Exercise goal - For the data below, report the number of lines that contain the string "Power" and nothing else.

───── Entries shown ─────

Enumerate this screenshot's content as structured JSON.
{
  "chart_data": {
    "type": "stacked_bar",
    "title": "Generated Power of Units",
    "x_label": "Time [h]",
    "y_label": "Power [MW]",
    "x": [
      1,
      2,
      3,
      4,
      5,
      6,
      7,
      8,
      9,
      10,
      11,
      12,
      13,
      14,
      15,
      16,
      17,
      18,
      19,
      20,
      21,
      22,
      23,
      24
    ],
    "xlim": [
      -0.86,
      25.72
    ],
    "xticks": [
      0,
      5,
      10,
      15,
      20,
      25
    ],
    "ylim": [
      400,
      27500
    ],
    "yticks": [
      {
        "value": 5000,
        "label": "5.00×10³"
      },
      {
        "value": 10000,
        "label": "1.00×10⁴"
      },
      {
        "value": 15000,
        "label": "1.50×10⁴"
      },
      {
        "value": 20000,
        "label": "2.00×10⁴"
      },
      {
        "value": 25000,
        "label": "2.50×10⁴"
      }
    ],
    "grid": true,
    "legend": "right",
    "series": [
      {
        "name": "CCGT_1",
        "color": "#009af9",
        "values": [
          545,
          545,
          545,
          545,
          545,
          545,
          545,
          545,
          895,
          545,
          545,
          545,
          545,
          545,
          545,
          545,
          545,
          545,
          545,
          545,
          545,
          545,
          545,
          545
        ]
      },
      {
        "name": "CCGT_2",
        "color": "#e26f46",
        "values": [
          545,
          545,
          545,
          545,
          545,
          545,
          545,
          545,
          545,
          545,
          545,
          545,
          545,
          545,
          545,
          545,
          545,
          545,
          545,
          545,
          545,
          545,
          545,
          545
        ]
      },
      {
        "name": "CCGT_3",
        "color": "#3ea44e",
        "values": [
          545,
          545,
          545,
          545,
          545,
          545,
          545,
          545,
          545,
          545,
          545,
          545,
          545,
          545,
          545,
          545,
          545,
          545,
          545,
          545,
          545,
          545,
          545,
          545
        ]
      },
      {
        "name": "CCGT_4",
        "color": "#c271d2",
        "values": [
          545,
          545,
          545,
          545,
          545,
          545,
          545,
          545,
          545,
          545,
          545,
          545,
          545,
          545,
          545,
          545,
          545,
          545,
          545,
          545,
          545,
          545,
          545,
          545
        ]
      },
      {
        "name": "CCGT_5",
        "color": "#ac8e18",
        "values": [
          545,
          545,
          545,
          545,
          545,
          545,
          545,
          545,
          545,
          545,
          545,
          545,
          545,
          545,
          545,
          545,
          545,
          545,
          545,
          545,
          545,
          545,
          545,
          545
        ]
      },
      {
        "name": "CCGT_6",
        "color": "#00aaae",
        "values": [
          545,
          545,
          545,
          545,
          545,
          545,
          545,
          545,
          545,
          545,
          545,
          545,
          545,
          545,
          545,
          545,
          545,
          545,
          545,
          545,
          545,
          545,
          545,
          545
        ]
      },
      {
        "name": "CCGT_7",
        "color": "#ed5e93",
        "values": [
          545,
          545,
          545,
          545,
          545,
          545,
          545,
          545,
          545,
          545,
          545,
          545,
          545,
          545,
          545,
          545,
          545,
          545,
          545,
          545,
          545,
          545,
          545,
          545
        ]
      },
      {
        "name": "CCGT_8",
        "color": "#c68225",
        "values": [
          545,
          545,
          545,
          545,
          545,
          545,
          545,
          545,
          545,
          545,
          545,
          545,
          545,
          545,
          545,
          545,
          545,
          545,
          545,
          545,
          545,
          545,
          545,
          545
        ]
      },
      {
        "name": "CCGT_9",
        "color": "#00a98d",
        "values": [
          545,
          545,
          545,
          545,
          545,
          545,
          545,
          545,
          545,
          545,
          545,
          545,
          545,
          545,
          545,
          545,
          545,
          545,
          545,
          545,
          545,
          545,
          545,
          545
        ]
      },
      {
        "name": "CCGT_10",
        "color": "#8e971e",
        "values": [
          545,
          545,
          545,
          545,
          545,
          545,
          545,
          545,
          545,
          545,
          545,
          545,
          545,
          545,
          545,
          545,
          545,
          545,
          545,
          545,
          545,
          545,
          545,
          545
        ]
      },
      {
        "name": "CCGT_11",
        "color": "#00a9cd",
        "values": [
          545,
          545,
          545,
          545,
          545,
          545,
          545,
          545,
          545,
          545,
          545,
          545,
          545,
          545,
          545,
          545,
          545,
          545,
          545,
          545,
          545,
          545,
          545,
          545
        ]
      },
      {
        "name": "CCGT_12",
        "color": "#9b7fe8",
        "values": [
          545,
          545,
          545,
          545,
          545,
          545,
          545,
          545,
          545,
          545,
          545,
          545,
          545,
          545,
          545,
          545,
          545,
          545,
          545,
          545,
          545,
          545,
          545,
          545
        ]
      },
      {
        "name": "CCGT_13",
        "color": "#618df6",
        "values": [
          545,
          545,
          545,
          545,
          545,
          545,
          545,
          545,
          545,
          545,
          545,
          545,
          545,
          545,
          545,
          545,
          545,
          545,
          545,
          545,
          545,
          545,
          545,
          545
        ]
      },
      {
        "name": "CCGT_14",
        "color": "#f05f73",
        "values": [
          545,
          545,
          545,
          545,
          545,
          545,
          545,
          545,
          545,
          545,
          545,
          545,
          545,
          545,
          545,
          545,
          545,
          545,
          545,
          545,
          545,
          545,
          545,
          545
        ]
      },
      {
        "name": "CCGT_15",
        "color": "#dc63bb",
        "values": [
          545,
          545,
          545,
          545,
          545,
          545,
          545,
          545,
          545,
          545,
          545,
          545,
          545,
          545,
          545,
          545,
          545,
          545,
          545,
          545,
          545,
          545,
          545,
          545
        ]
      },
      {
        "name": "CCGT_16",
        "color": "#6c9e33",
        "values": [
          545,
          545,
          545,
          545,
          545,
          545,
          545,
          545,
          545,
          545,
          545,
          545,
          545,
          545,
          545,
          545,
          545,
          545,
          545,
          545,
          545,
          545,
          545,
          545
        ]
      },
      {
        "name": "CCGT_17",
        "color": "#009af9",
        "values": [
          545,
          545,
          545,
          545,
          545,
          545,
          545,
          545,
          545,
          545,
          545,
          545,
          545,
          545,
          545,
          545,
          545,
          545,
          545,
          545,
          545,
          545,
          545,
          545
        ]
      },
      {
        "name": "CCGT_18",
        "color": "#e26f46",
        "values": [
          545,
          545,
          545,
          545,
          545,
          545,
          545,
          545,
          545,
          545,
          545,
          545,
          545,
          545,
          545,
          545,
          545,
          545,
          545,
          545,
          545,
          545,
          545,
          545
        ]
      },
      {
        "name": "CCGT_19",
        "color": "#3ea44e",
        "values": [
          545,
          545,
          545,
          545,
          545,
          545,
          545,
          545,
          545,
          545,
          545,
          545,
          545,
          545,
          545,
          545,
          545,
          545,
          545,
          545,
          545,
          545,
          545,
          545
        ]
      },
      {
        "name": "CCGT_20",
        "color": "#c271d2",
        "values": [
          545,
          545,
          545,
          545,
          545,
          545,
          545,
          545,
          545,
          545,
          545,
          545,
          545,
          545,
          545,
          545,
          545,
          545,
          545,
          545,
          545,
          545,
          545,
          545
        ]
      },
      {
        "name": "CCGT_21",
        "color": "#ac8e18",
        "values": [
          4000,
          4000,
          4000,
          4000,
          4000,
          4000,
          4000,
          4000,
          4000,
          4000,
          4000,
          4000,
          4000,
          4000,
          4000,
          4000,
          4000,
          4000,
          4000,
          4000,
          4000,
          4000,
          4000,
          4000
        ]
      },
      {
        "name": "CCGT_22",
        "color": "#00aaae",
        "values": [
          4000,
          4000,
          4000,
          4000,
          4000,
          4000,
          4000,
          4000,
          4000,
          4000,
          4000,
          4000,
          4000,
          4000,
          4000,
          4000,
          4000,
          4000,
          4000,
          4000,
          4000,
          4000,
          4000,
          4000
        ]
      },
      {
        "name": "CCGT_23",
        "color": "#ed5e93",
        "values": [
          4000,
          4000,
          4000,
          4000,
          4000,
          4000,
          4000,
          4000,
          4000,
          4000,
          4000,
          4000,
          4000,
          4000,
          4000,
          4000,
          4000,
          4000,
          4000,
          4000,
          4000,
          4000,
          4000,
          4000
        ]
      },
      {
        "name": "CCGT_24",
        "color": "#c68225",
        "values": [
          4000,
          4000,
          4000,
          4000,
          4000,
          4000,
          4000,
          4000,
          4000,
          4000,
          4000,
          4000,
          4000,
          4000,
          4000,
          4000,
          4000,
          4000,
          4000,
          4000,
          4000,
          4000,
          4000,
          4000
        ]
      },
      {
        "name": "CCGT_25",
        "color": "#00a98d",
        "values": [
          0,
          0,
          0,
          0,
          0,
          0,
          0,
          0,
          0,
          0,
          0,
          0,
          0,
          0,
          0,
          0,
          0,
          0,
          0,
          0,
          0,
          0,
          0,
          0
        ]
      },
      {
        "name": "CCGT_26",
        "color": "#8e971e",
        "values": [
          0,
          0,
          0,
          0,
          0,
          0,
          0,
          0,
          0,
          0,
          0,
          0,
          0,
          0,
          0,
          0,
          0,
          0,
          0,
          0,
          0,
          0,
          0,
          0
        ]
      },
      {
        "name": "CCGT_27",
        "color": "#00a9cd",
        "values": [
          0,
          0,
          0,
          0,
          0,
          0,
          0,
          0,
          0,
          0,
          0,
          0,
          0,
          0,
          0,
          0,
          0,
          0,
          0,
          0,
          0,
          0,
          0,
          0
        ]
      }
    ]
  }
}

─────

Response to this exercise - 2